## SET TASK
Using the entries that follow, collect the lines where the word "accuracy" appears.

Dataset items
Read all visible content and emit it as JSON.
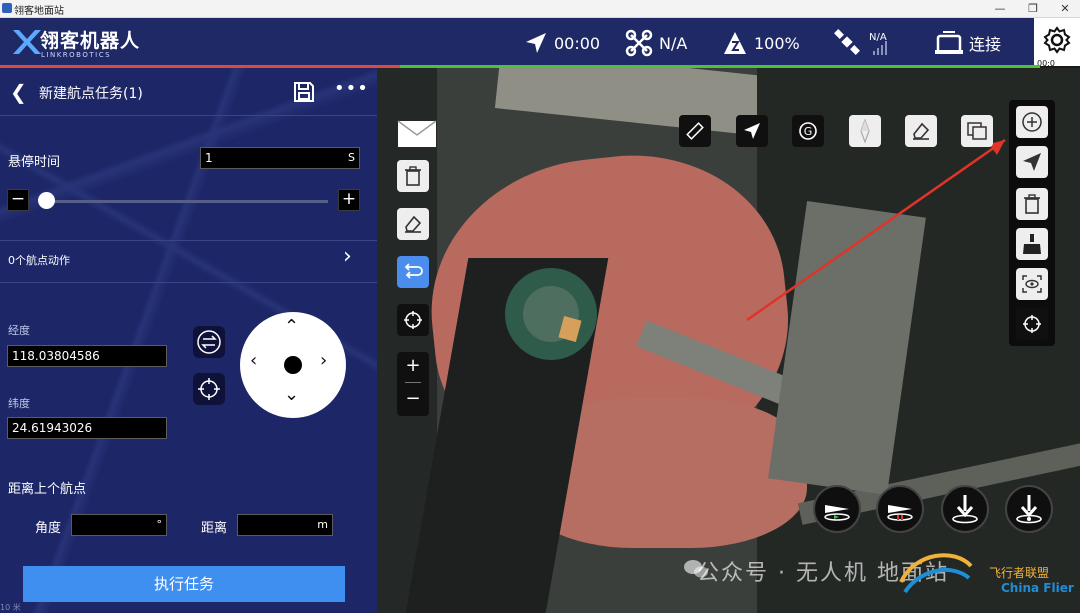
{
  "window": {
    "title": "翎客地面站",
    "controls": [
      "—",
      "❐",
      "✕"
    ]
  },
  "header": {
    "brand_name": "翎客机器人",
    "brand_sub": "LINKROBOTICS",
    "status": {
      "flight_time": "00:00",
      "drone_mode": "N/A",
      "battery": "100%",
      "gps_small": "N/A",
      "connection": "连接"
    },
    "settings_tiny": "00:0"
  },
  "panel": {
    "title": "新建航点任务(1)",
    "hover_time_label": "悬停时间",
    "hover_time_value": "1",
    "hover_time_unit": "S",
    "slider_minus": "−",
    "slider_plus": "+",
    "waypoint_actions": "0个航点动作",
    "longitude_label": "经度",
    "longitude_value": "118.03804586",
    "latitude_label": "纬度",
    "latitude_value": "24.61943026",
    "distance_label": "距离上个航点",
    "angle_label": "角度",
    "angle_unit": "°",
    "distance_short_label": "距离",
    "distance_unit": "m",
    "execute_label": "执行任务",
    "bottom_tiny": "10 米"
  },
  "map": {
    "zoom_in": "+",
    "zoom_out": "−",
    "watermark": "公众号 · 无人机 地面站",
    "brand_overlay": "飞行者联盟",
    "brand_overlay_en": "China Flier"
  }
}
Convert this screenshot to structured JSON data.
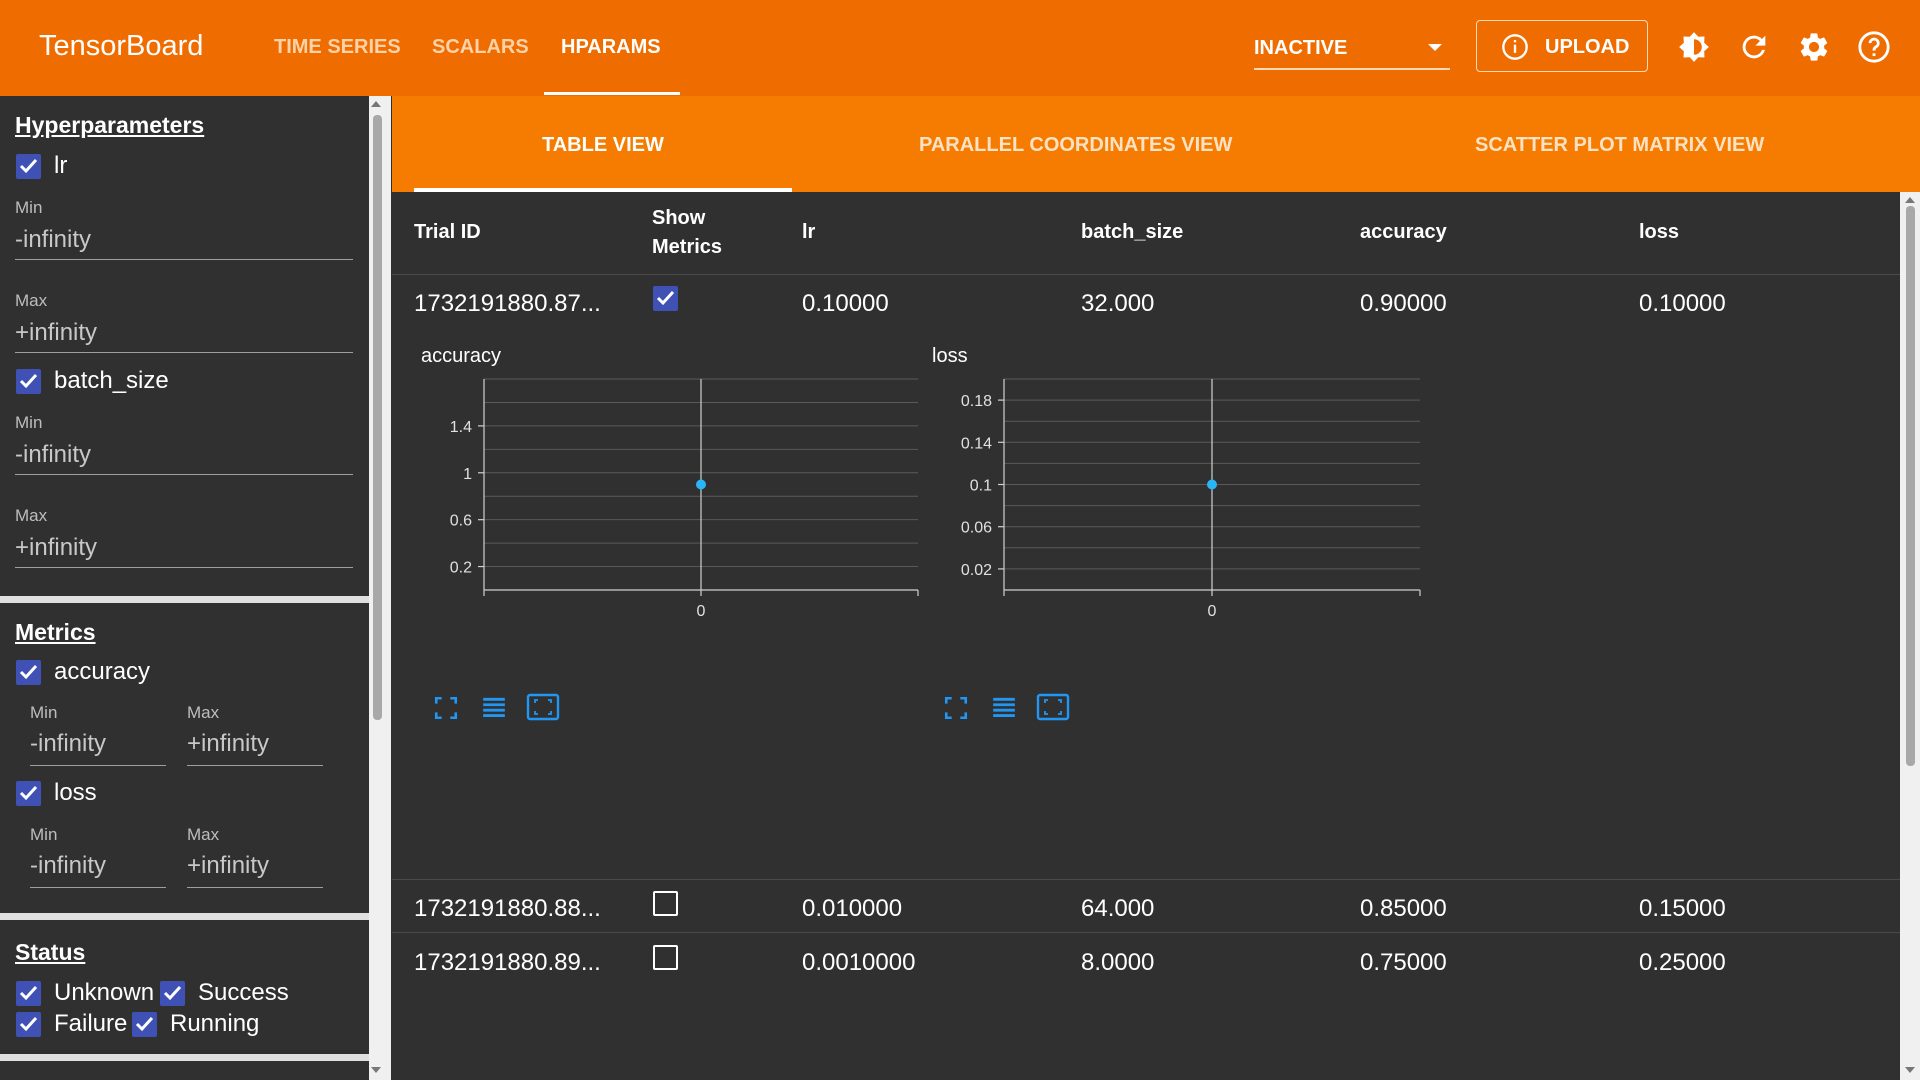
{
  "app": {
    "title": "TensorBoard"
  },
  "nav": {
    "tabs": [
      {
        "label": "TIME SERIES"
      },
      {
        "label": "SCALARS"
      },
      {
        "label": "HPARAMS"
      }
    ],
    "active": "HPARAMS"
  },
  "toolbar": {
    "run_state": "INACTIVE",
    "upload_label": "UPLOAD",
    "icons": [
      "info-icon",
      "theme-toggle-icon",
      "refresh-icon",
      "settings-icon",
      "help-icon"
    ]
  },
  "sidebar": {
    "hparams_title": "Hyperparameters",
    "hparams": [
      {
        "name": "lr",
        "checked": true,
        "min_label": "Min",
        "min": "-infinity",
        "max_label": "Max",
        "max": "+infinity"
      },
      {
        "name": "batch_size",
        "checked": true,
        "min_label": "Min",
        "min": "-infinity",
        "max_label": "Max",
        "max": "+infinity"
      }
    ],
    "metrics_title": "Metrics",
    "metrics": [
      {
        "name": "accuracy",
        "checked": true,
        "min_label": "Min",
        "min": "-infinity",
        "max_label": "Max",
        "max": "+infinity"
      },
      {
        "name": "loss",
        "checked": true,
        "min_label": "Min",
        "min": "-infinity",
        "max_label": "Max",
        "max": "+infinity"
      }
    ],
    "status_title": "Status",
    "statuses": [
      {
        "label": "Unknown",
        "checked": true
      },
      {
        "label": "Success",
        "checked": true
      },
      {
        "label": "Failure",
        "checked": true
      },
      {
        "label": "Running",
        "checked": true
      }
    ]
  },
  "views": {
    "tabs": [
      {
        "label": "TABLE VIEW"
      },
      {
        "label": "PARALLEL COORDINATES VIEW"
      },
      {
        "label": "SCATTER PLOT MATRIX VIEW"
      }
    ],
    "active": "TABLE VIEW"
  },
  "table": {
    "headers": {
      "trial_id": "Trial ID",
      "show_metrics_1": "Show",
      "show_metrics_2": "Metrics",
      "lr": "lr",
      "batch_size": "batch_size",
      "accuracy": "accuracy",
      "loss": "loss"
    },
    "rows": [
      {
        "trial_id": "1732191880.87...",
        "show_metrics": true,
        "lr": "0.10000",
        "batch_size": "32.000",
        "accuracy": "0.90000",
        "loss": "0.10000"
      },
      {
        "trial_id": "1732191880.88...",
        "show_metrics": false,
        "lr": "0.010000",
        "batch_size": "64.000",
        "accuracy": "0.85000",
        "loss": "0.15000"
      },
      {
        "trial_id": "1732191880.89...",
        "show_metrics": false,
        "lr": "0.0010000",
        "batch_size": "8.0000",
        "accuracy": "0.75000",
        "loss": "0.25000"
      }
    ]
  },
  "chart_data": [
    {
      "type": "scatter",
      "title": "accuracy",
      "xlabel": "",
      "ylabel": "",
      "x_ticks": [
        "0"
      ],
      "y_ticks": [
        "0.2",
        "0.6",
        "1",
        "1.4"
      ],
      "xlim": [
        -1,
        1
      ],
      "ylim": [
        0,
        1.8
      ],
      "grid": true,
      "series": [
        {
          "x": [
            0
          ],
          "y": [
            0.9
          ]
        }
      ],
      "color": "#29b6f6"
    },
    {
      "type": "scatter",
      "title": "loss",
      "xlabel": "",
      "ylabel": "",
      "x_ticks": [
        "0"
      ],
      "y_ticks": [
        "0.02",
        "0.06",
        "0.1",
        "0.14",
        "0.18"
      ],
      "xlim": [
        -1,
        1
      ],
      "ylim": [
        0,
        0.2
      ],
      "grid": true,
      "series": [
        {
          "x": [
            0
          ],
          "y": [
            0.1
          ]
        }
      ],
      "color": "#29b6f6"
    }
  ],
  "chart_tools": [
    "fit-domain-icon",
    "log-scale-icon",
    "zoom-selection-icon"
  ],
  "colors": {
    "header": "#ef6c00",
    "subheader": "#f57c00",
    "background": "#303030",
    "checkbox": "#3f51b5",
    "point": "#29b6f6",
    "tool": "#2196f3"
  }
}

## THE RESULT
        "name": "accuracy",
      "accuracy": "accuracy",
        "accuracy": "0.90000",
        "accuracy": "0.85000",
        "accuracy": "0.75000",
      "title": "accuracy",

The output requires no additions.